Material shown:
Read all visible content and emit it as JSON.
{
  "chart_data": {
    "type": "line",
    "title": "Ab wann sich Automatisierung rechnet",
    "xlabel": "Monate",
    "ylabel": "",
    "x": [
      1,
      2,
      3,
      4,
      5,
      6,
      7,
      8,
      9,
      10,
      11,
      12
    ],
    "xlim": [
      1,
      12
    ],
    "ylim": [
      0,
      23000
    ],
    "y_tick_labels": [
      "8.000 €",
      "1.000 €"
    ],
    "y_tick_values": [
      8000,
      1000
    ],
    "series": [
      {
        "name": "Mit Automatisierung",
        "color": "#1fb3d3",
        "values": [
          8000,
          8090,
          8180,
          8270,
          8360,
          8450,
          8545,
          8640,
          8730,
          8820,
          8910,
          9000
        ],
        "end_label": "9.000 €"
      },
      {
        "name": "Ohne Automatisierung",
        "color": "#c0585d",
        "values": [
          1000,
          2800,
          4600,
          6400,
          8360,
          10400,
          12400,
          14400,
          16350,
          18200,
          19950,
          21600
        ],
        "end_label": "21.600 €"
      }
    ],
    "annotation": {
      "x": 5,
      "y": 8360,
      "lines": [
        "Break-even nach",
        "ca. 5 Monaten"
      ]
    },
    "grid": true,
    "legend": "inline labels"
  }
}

Exercise objective:
Repeat all of the records above exactly as they appear.

The solution:
Read all visible content and emit it as JSON.
{
  "chart_data": {
    "type": "line",
    "title": "Ab wann sich Automatisierung rechnet",
    "xlabel": "Monate",
    "ylabel": "",
    "x": [
      1,
      2,
      3,
      4,
      5,
      6,
      7,
      8,
      9,
      10,
      11,
      12
    ],
    "xlim": [
      1,
      12
    ],
    "ylim": [
      0,
      23000
    ],
    "y_tick_labels": [
      "8.000 €",
      "1.000 €"
    ],
    "y_tick_values": [
      8000,
      1000
    ],
    "series": [
      {
        "name": "Mit Automatisierung",
        "color": "#1fb3d3",
        "values": [
          8000,
          8090,
          8180,
          8270,
          8360,
          8450,
          8545,
          8640,
          8730,
          8820,
          8910,
          9000
        ],
        "end_label": "9.000 €"
      },
      {
        "name": "Ohne Automatisierung",
        "color": "#c0585d",
        "values": [
          1000,
          2800,
          4600,
          6400,
          8360,
          10400,
          12400,
          14400,
          16350,
          18200,
          19950,
          21600
        ],
        "end_label": "21.600 €"
      }
    ],
    "annotation": {
      "x": 5,
      "y": 8360,
      "lines": [
        "Break-even nach",
        "ca. 5 Monaten"
      ]
    },
    "grid": true,
    "legend": "inline labels"
  }
}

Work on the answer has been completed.